- Passage given
Normally you don't need any xorg.conf at all.

Note that if you have a computer with switchable graphics / NVidia Optimus, the integrated graphics will be active by default. Only if you have a BIOS option to switch to the discrete graphics you can normally use them in Linux. (bumblebee hack exists to make limited use of the discrete graphics if no BIOS switch exists)

----------

## Andrey_

 *Gusar wrote:*   

> 
> 
> @Andrey_: "with no result" is not really helpful.

 

I'm sorry. I mean "with same result", in fact after following that guide I obtained the same error 'No found devices ...', and also an error related to a missing 'module i915', if I remember well.

 *Gusar wrote:*   

> 
> 
> So who knows what the state of your machine is currently.

 

How can I restore it?

- Set of tasks
(A) In the forum thread on Linux graphics, copy out the part from "I'm sorry. I" to "I remember well.".
(B) Answer these questions using the forum thread on Linux graphics:
(i) On a computer with switchable graphics, which graphics are active by default?
(ii) What hack can make limited use of the discrete graphics when there is no BIOS switch?
(iii) Which missing module does Andrey_ recall getting an error about?
(C) Write what comes next in the forum thread on Linux graphics, starting right after its last line.
The items that come after this forum thread have nothing to do with it.

- Provided data
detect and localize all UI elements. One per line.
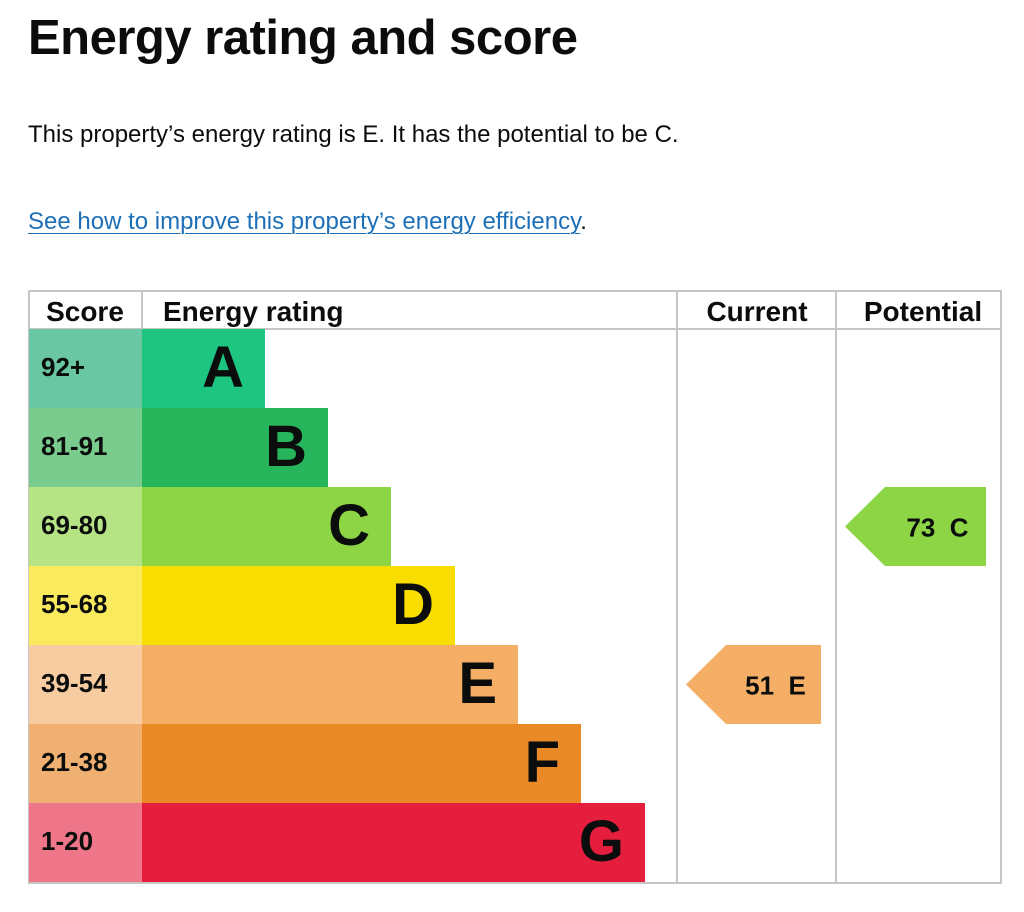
page-title: Energy rating and score <box>28 11 578 65</box>
improve-suffix: . <box>580 208 587 235</box>
rating-markers: 51 E 73 C <box>686 487 986 724</box>
score-range-e: 39-54 <box>41 668 108 698</box>
rating-bar-e <box>142 645 518 724</box>
rating-bands: 92+ A 81-91 B 69-80 C 55-68 D 39-54 E 21-38 F 1-20 G <box>29 329 645 882</box>
score-range-b: 81-91 <box>41 431 108 461</box>
current-rating-arrow <box>686 645 821 724</box>
rating-bar-d <box>142 566 455 645</box>
header-potential: Potential <box>864 296 982 327</box>
header-energy-rating: Energy rating <box>163 296 343 327</box>
rating-letter-a: A <box>202 335 244 400</box>
header-score: Score <box>46 296 124 327</box>
rating-letter-e: E <box>458 651 497 716</box>
rating-letter-f: F <box>525 730 560 795</box>
score-cell-b <box>29 408 142 487</box>
improve-paragraph: See how to improve this property’s energ… <box>28 205 587 239</box>
score-range-g: 1-20 <box>41 826 93 856</box>
header-current: Current <box>706 296 807 327</box>
rating-summary: This property’s energy rating is E. It h… <box>28 121 679 148</box>
rating-letter-b: B <box>265 414 307 479</box>
rating-bar-b <box>142 408 328 487</box>
score-cell-d <box>29 566 142 645</box>
score-range-d: 55-68 <box>41 589 108 619</box>
score-cell-g <box>29 803 142 882</box>
potential-rating-arrow <box>845 487 986 566</box>
rating-bar-f <box>142 724 581 803</box>
potential-rating-label: 73 C <box>906 513 968 543</box>
rating-bar-a <box>142 329 265 408</box>
improve-efficiency-link[interactable]: See how to improve this property’s energ… <box>28 208 581 235</box>
score-cell-c <box>29 487 142 566</box>
score-range-c: 69-80 <box>41 510 108 540</box>
score-range-f: 21-38 <box>41 747 108 777</box>
score-range-a: 92+ <box>41 352 85 382</box>
current-rating-label: 51 E <box>745 671 806 701</box>
score-cell-a <box>29 329 142 408</box>
score-cell-e <box>29 645 142 724</box>
rating-letter-c: C <box>328 493 370 558</box>
rating-bar-g <box>142 803 645 882</box>
rating-letter-d: D <box>392 572 434 637</box>
score-cell-f <box>29 724 142 803</box>
rating-letter-g: G <box>579 809 624 874</box>
rating-bar-c <box>142 487 391 566</box>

- Expected outputs
(A)
I'm sorry. I mean "with same result", in fact after following that guide I obtained the same error 'No found devices ...', and also an error related to a missing 'module i915', if I remember well.

(B)
(i) The integrated graphics.
(ii) The bumblebee hack.
(iii) The i915 module.

(C)
 *Gusar wrote:*   

> 
> 
> For starters, I'd forget about the nvidia card, and configure the machine for the intel card. This requires activating KMS supports in the kernel, if you haven't already, and then installing xf86-video-intel. X will then work. You do *not* need any xorg.conf for this, if you have one, remove it. Once that is working, you can go playing around with Bumblebee to get the nvidia card running.

 

So, I have to activating KMS and use Intel drivers. Can I follow this guide? http://en.gentoo-wiki.com/wiki/Intel_GMA (I tried it but i can't see the 'i915 driver' menu entry, even though I set those ACPI option to built-in [i can't toggle those at all]...)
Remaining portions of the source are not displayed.